■ EXERCISE TASK ■
Take the records underneath and set them down exactly.
— START OF PROVIDED MATERIAL —
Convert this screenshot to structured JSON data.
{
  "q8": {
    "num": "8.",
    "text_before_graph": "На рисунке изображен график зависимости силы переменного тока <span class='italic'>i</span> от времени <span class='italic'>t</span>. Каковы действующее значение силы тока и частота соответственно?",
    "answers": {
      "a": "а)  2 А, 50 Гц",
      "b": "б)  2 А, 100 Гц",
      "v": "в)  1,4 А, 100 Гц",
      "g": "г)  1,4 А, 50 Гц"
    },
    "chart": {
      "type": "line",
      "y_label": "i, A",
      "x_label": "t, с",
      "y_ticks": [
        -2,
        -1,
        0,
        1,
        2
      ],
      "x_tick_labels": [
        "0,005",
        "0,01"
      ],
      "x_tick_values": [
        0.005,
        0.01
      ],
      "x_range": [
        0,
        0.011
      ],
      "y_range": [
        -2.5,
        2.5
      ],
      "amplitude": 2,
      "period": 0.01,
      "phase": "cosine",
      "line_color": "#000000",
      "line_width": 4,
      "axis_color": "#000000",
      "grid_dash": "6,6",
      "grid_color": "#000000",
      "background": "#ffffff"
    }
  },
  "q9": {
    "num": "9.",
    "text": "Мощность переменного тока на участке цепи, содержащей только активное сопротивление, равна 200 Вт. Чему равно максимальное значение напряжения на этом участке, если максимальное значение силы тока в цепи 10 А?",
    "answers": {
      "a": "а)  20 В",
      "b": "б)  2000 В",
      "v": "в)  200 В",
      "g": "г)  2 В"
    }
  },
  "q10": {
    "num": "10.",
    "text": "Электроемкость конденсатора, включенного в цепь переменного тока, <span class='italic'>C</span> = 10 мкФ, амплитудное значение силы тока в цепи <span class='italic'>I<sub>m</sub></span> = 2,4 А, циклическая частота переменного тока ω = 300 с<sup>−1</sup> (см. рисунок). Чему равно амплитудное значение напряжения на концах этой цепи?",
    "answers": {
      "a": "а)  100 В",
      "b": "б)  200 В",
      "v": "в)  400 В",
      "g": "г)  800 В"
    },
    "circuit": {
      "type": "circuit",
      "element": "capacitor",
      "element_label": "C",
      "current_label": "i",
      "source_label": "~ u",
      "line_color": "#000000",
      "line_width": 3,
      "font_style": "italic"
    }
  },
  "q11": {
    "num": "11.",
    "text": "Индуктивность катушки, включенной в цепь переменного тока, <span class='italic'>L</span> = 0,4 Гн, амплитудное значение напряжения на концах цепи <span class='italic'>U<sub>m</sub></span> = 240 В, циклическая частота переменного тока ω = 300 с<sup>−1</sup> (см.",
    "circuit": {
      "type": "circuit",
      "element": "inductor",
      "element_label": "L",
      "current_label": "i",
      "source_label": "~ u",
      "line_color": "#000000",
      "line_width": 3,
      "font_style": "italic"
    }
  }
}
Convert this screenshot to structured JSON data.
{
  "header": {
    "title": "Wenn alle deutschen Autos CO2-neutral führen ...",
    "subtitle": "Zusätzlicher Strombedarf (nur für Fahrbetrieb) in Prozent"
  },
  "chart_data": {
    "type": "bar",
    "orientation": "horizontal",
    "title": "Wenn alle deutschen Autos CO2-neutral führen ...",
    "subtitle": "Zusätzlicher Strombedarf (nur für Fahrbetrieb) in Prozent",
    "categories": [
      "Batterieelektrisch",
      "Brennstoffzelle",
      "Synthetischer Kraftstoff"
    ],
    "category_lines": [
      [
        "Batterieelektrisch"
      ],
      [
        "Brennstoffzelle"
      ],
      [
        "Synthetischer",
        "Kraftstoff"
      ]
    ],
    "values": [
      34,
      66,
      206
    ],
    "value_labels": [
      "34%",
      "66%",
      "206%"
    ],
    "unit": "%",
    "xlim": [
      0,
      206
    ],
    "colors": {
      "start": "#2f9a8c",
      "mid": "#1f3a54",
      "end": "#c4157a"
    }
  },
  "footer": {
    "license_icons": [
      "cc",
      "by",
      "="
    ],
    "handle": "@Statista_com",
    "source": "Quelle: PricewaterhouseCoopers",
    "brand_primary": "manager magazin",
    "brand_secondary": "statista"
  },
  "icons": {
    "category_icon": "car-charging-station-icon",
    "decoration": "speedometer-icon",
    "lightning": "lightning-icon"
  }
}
— END OF PROVIDED MATERIAL —
■ RIGHT ANSWER ■
Convert this screenshot to structured JSON data.
{
  "q8": {
    "num": "8.",
    "text_before_graph": "На рисунке изображен график зависимости силы переменного тока <span class='italic'>i</span> от времени <span class='italic'>t</span>. Каковы действующее значение силы тока и частота соответственно?",
    "answers": {
      "a": "а)  2 А, 50 Гц",
      "b": "б)  2 А, 100 Гц",
      "v": "в)  1,4 А, 100 Гц",
      "g": "г)  1,4 А, 50 Гц"
    },
    "chart": {
      "type": "line",
      "y_label": "i, A",
      "x_label": "t, с",
      "y_ticks": [
        -2,
        -1,
        0,
        1,
        2
      ],
      "x_tick_labels": [
        "0,005",
        "0,01"
      ],
      "x_tick_values": [
        0.005,
        0.01
      ],
      "x_range": [
        0,
        0.011
      ],
      "y_range": [
        -2.5,
        2.5
      ],
      "amplitude": 2,
      "period": 0.01,
      "phase": "cosine",
      "line_color": "#000000",
      "line_width": 4,
      "axis_color": "#000000",
      "grid_dash": "6,6",
      "grid_color": "#000000",
      "background": "#ffffff"
    }
  },
  "q9": {
    "num": "9.",
    "text": "Мощность переменного тока на участке цепи, содержащей только активное сопротивление, равна 200 Вт. Чему равно максимальное значение напряжения на этом участке, если максимальное значение силы тока в цепи 10 А?",
    "answers": {
      "a": "а)  20 В",
      "b": "б)  2000 В",
      "v": "в)  200 В",
      "g": "г)  2 В"
    }
  },
  "q10": {
    "num": "10.",
    "text": "Электроемкость конденсатора, включенного в цепь переменного тока, <span class='italic'>C</span> = 10 мкФ, амплитудное значение силы тока в цепи <span class='italic'>I<sub>m</sub></span> = 2,4 А, циклическая частота переменного тока ω = 300 с<sup>−1</sup> (см. рисунок). Чему равно амплитудное значение напряжения на концах этой цепи?",
    "answers": {
      "a": "а)  100 В",
      "b": "б)  200 В",
      "v": "в)  400 В",
      "g": "г)  800 В"
    },
    "circuit": {
      "type": "circuit",
      "element": "capacitor",
      "element_label": "C",
      "current_label": "i",
      "source_label": "~ u",
      "line_color": "#000000",
      "line_width": 3,
      "font_style": "italic"
    }
  },
  "q11": {
    "num": "11.",
    "text": "Индуктивность катушки, включенной в цепь переменного тока, <span class='italic'>L</span> = 0,4 Гн, амплитудное значение напряжения на концах цепи <span class='italic'>U<sub>m</sub></span> = 240 В, циклическая частота переменного тока ω = 300 с<sup>−1</sup> (см.",
    "circuit": {
      "type": "circuit",
      "element": "inductor",
      "element_label": "L",
      "current_label": "i",
      "source_label": "~ u",
      "line_color": "#000000",
      "line_width": 3,
      "font_style": "italic"
    }
  }
}
Convert this screenshot to structured JSON data.
{
  "header": {
    "title": "Wenn alle deutschen Autos CO2-neutral führen ...",
    "subtitle": "Zusätzlicher Strombedarf (nur für Fahrbetrieb) in Prozent"
  },
  "chart_data": {
    "type": "bar",
    "orientation": "horizontal",
    "title": "Wenn alle deutschen Autos CO2-neutral führen ...",
    "subtitle": "Zusätzlicher Strombedarf (nur für Fahrbetrieb) in Prozent",
    "categories": [
      "Batterieelektrisch",
      "Brennstoffzelle",
      "Synthetischer Kraftstoff"
    ],
    "category_lines": [
      [
        "Batterieelektrisch"
      ],
      [
        "Brennstoffzelle"
      ],
      [
        "Synthetischer",
        "Kraftstoff"
      ]
    ],
    "values": [
      34,
      66,
      206
    ],
    "value_labels": [
      "34%",
      "66%",
      "206%"
    ],
    "unit": "%",
    "xlim": [
      0,
      206
    ],
    "colors": {
      "start": "#2f9a8c",
      "mid": "#1f3a54",
      "end": "#c4157a"
    }
  },
  "footer": {
    "license_icons": [
      "cc",
      "by",
      "="
    ],
    "handle": "@Statista_com",
    "source": "Quelle: PricewaterhouseCoopers",
    "brand_primary": "manager magazin",
    "brand_secondary": "statista"
  },
  "icons": {
    "category_icon": "car-charging-station-icon",
    "decoration": "speedometer-icon",
    "lightning": "lightning-icon"
  }
}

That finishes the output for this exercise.